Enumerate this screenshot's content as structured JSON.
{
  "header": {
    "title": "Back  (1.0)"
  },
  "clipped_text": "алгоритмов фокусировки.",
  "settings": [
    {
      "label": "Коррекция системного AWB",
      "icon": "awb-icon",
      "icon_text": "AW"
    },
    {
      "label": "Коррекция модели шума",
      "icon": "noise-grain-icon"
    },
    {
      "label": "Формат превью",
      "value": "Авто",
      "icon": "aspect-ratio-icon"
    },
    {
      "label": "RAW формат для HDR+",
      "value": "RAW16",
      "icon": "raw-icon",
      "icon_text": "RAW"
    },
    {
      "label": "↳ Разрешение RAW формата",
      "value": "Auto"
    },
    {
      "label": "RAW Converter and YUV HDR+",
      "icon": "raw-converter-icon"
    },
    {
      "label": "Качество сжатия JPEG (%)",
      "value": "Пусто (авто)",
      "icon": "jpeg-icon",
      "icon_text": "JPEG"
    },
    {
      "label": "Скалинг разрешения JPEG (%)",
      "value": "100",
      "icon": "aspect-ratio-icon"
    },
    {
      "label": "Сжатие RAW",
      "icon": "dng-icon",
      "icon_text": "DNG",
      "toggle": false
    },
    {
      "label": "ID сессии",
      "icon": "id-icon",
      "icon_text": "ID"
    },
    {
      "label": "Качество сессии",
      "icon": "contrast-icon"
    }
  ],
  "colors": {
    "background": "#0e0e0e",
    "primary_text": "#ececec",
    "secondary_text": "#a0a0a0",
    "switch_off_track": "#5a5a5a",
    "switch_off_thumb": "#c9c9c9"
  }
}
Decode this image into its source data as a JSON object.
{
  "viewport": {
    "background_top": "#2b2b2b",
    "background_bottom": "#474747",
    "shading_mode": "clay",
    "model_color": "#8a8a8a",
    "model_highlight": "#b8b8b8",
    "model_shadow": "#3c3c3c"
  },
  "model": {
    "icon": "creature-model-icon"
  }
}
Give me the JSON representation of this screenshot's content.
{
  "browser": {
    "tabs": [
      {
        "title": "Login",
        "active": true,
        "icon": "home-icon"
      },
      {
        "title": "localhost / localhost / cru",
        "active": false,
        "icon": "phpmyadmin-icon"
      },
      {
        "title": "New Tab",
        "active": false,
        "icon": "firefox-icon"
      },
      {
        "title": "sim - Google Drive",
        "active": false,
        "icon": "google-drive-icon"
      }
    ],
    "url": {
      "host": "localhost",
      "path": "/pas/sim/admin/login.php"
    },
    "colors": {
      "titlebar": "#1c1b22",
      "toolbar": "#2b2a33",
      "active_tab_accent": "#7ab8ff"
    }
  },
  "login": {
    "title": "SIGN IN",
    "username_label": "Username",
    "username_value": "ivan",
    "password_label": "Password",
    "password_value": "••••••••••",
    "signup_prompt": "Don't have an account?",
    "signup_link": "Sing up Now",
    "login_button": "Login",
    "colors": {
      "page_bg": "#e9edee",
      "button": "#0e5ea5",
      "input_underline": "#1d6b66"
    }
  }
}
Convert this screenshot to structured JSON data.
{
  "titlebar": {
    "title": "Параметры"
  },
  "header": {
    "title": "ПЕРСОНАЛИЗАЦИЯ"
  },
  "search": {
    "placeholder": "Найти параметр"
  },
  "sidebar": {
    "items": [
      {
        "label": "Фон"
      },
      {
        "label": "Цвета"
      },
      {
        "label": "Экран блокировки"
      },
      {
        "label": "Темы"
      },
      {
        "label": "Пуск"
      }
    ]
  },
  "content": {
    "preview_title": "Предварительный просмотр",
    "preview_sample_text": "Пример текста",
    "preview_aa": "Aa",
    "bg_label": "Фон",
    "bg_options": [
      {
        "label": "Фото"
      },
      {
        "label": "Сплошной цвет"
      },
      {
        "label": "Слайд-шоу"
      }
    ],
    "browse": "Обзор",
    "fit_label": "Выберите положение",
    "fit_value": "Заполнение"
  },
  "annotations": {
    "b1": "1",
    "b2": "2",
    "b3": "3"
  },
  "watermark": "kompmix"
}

+ + + +

### CHALLENGE
Every entry above should be retyped exactly as shown.

### EXERCISE SOLUTION
Enumerate this screenshot's content as structured JSON.
{
  "header": {
    "title": "Back  (1.0)"
  },
  "clipped_text": "алгоритмов фокусировки.",
  "settings": [
    {
      "label": "Коррекция системного AWB",
      "icon": "awb-icon",
      "icon_text": "AW"
    },
    {
      "label": "Коррекция модели шума",
      "icon": "noise-grain-icon"
    },
    {
      "label": "Формат превью",
      "value": "Авто",
      "icon": "aspect-ratio-icon"
    },
    {
      "label": "RAW формат для HDR+",
      "value": "RAW16",
      "icon": "raw-icon",
      "icon_text": "RAW"
    },
    {
      "label": "↳ Разрешение RAW формата",
      "value": "Auto"
    },
    {
      "label": "RAW Converter and YUV HDR+",
      "icon": "raw-converter-icon"
    },
    {
      "label": "Качество сжатия JPEG (%)",
      "value": "Пусто (авто)",
      "icon": "jpeg-icon",
      "icon_text": "JPEG"
    },
    {
      "label": "Скалинг разрешения JPEG (%)",
      "value": "100",
      "icon": "aspect-ratio-icon"
    },
    {
      "label": "Сжатие RAW",
      "icon": "dng-icon",
      "icon_text": "DNG",
      "toggle": false
    },
    {
      "label": "ID сессии",
      "icon": "id-icon",
      "icon_text": "ID"
    },
    {
      "label": "Качество сессии",
      "icon": "contrast-icon"
    }
  ],
  "colors": {
    "background": "#0e0e0e",
    "primary_text": "#ececec",
    "secondary_text": "#a0a0a0",
    "switch_off_track": "#5a5a5a",
    "switch_off_thumb": "#c9c9c9"
  }
}
Decode this image into its source data as a JSON object.
{
  "viewport": {
    "background_top": "#2b2b2b",
    "background_bottom": "#474747",
    "shading_mode": "clay",
    "model_color": "#8a8a8a",
    "model_highlight": "#b8b8b8",
    "model_shadow": "#3c3c3c"
  },
  "model": {
    "icon": "creature-model-icon"
  }
}
Give me the JSON representation of this screenshot's content.
{
  "browser": {
    "tabs": [
      {
        "title": "Login",
        "active": true,
        "icon": "home-icon"
      },
      {
        "title": "localhost / localhost / cru",
        "active": false,
        "icon": "phpmyadmin-icon"
      },
      {
        "title": "New Tab",
        "active": false,
        "icon": "firefox-icon"
      },
      {
        "title": "sim - Google Drive",
        "active": false,
        "icon": "google-drive-icon"
      }
    ],
    "url": {
      "host": "localhost",
      "path": "/pas/sim/admin/login.php"
    },
    "colors": {
      "titlebar": "#1c1b22",
      "toolbar": "#2b2a33",
      "active_tab_accent": "#7ab8ff"
    }
  },
  "login": {
    "title": "SIGN IN",
    "username_label": "Username",
    "username_value": "ivan",
    "password_label": "Password",
    "password_value": "••••••••••",
    "signup_prompt": "Don't have an account?",
    "signup_link": "Sing up Now",
    "login_button": "Login",
    "colors": {
      "page_bg": "#e9edee",
      "button": "#0e5ea5",
      "input_underline": "#1d6b66"
    }
  }
}
Convert this screenshot to structured JSON data.
{
  "titlebar": {
    "title": "Параметры"
  },
  "header": {
    "title": "ПЕРСОНАЛИЗАЦИЯ"
  },
  "search": {
    "placeholder": "Найти параметр"
  },
  "sidebar": {
    "items": [
      {
        "label": "Фон"
      },
      {
        "label": "Цвета"
      },
      {
        "label": "Экран блокировки"
      },
      {
        "label": "Темы"
      },
      {
        "label": "Пуск"
      }
    ]
  },
  "content": {
    "preview_title": "Предварительный просмотр",
    "preview_sample_text": "Пример текста",
    "preview_aa": "Aa",
    "bg_label": "Фон",
    "bg_options": [
      {
        "label": "Фото"
      },
      {
        "label": "Сплошной цвет"
      },
      {
        "label": "Слайд-шоу"
      }
    ],
    "browse": "Обзор",
    "fit_label": "Выберите положение",
    "fit_value": "Заполнение"
  },
  "annotations": {
    "b1": "1",
    "b2": "2",
    "b3": "3"
  },
  "watermark": "kompmix"
}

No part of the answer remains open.